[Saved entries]
######
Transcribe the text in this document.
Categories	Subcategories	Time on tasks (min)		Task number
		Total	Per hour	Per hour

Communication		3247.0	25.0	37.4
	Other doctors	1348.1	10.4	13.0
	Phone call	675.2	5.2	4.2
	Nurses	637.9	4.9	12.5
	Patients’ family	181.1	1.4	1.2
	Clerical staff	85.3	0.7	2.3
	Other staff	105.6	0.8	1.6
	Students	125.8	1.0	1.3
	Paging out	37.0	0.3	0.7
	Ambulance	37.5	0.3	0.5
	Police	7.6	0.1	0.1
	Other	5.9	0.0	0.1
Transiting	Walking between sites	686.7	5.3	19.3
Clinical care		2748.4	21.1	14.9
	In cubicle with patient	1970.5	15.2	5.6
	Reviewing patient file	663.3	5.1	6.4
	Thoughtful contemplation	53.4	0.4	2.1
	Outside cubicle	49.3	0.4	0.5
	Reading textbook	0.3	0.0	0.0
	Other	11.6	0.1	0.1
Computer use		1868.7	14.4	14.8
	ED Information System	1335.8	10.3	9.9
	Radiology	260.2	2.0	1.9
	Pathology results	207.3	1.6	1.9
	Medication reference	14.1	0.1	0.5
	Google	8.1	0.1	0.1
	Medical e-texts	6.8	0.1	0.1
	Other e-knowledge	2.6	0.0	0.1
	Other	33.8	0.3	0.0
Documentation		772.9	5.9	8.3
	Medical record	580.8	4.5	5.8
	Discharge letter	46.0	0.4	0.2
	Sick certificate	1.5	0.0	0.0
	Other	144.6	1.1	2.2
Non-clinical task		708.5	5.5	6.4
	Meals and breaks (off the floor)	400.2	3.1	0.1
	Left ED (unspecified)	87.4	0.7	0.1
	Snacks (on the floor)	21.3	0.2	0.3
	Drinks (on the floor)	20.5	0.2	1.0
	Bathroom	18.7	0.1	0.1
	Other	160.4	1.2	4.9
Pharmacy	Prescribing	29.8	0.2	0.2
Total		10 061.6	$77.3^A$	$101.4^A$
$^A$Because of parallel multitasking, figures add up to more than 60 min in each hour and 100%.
######
About this exercise >> Check each line of the data above, and please copy the ones in which the string "Other" occurs.

Expected answer >>
	Other doctors	1348.1	10.4	13.0
	Other staff	105.6	0.8	1.6
	Other	5.9	0.0	0.1
	Other	11.6	0.1	0.1
	Other e-knowledge	2.6	0.0	0.1
	Other	33.8	0.3	0.0
	Other	144.6	1.1	2.2
	Other	160.4	1.2	4.9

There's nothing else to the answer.